• Article:

>> BEGIN

Circumstances beyond the control of either party

  1. Neither party shall be liable for any failure or delay in performing their obligations where such failure or delay results from any cause that is beyond the reasonable control of that party. Such causes include, but are not limited to: industrial action, civil unrest, fire, flood, storms, earthquakes, acts of terrorism, acts of war, governmental action or any other event that is beyond the control of the party in question.

 

No Waiver

  1. No waiver by us of any breach of these Terms and Conditions by you shall be considered as a waiver of any subsequent breach of the same or any other provision.

 

Severance

  1. If one or more of these Terms and Conditions is found to be unlawful, invalid or otherwise unenforceable, that / those provisions shall be deemed severed from the remainder of these Terms and Conditions (which will remain valid and enforceable).

 

Law and jurisdiction

  1. This Agreement shall be governed by and interpreted according to the law of England and Wales and all disputes arising under the Agreement (including non-contractual disputes or claims) shall be subject to the exclusive jurisdiction of the English and Welsh courts.

>> END

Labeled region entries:
>> BEGIN

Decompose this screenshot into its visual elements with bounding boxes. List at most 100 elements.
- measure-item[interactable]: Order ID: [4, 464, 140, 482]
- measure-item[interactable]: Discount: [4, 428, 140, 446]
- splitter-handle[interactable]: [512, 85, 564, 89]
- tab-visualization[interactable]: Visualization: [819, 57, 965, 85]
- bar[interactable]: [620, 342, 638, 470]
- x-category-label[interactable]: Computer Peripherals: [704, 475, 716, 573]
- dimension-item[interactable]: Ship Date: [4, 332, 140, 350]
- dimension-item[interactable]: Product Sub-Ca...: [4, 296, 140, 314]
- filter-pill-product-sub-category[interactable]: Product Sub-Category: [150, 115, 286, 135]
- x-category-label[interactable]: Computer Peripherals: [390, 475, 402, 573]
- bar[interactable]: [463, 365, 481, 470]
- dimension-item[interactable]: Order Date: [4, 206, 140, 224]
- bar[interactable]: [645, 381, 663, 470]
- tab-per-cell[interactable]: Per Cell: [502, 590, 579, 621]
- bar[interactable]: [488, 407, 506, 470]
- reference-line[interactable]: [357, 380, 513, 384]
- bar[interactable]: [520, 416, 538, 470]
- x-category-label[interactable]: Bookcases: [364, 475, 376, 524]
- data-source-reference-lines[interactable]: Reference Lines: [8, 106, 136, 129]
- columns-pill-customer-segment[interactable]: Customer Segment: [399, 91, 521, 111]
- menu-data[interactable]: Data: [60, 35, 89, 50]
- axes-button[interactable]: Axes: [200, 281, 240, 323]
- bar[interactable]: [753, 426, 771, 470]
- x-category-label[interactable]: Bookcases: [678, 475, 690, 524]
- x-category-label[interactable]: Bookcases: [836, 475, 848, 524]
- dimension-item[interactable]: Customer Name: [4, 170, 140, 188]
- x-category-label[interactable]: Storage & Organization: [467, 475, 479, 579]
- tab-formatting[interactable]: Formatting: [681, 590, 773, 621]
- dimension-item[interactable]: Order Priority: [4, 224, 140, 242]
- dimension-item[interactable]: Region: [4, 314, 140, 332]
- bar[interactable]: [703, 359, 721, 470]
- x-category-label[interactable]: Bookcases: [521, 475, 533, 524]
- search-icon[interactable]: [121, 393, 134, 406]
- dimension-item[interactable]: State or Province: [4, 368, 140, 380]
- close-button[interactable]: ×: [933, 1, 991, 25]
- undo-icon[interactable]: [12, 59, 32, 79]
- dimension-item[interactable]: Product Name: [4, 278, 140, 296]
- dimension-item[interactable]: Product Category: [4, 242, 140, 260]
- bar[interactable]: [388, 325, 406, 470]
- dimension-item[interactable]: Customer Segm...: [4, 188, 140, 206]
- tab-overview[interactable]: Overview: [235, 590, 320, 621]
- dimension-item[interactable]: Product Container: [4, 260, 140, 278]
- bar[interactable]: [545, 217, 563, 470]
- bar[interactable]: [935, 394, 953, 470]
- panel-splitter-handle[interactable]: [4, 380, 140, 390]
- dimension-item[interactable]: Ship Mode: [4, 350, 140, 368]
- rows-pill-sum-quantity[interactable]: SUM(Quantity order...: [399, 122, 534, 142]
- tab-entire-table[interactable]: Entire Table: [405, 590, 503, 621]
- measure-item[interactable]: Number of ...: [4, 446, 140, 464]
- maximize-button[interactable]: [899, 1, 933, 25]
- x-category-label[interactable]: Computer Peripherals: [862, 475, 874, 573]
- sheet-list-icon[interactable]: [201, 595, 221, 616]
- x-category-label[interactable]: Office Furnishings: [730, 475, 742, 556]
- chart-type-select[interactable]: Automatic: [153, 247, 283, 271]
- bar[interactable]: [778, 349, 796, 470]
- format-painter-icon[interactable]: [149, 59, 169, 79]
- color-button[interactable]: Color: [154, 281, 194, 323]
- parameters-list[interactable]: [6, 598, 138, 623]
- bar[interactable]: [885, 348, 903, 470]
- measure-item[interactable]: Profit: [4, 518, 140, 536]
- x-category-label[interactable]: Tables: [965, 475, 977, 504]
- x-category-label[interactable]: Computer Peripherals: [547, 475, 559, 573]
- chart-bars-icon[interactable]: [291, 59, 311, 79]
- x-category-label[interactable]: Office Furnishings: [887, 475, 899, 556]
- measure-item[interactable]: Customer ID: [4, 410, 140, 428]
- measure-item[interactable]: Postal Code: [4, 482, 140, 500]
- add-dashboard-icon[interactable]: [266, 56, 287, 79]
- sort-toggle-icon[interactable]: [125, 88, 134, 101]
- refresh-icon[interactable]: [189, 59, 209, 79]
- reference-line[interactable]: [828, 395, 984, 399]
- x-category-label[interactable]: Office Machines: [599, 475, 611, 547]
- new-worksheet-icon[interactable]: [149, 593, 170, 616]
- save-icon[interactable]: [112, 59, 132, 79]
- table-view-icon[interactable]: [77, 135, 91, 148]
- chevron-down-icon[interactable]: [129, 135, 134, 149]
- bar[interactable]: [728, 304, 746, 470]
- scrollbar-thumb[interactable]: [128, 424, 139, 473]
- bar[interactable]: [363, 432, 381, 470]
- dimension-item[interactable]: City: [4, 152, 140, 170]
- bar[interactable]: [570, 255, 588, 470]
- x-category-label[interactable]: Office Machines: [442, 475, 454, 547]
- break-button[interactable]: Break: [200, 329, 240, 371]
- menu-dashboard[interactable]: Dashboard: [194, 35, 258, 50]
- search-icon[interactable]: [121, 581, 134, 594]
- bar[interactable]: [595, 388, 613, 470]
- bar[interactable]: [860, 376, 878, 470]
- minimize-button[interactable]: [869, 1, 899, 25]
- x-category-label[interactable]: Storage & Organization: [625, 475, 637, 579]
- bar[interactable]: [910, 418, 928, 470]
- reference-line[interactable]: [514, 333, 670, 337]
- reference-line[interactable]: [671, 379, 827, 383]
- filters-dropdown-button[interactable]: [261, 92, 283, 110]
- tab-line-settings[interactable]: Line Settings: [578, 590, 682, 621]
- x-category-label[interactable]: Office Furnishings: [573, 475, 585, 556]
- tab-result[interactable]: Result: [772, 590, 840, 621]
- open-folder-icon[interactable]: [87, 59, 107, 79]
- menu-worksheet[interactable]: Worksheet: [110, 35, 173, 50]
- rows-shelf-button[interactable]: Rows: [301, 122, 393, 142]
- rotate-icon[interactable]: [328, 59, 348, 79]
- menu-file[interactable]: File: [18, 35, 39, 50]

>> END

• Description of the task:
Please state which courts have exclusive jurisdiction over disputes under the terms and conditions.

• The completed task:
The English and Welsh courts.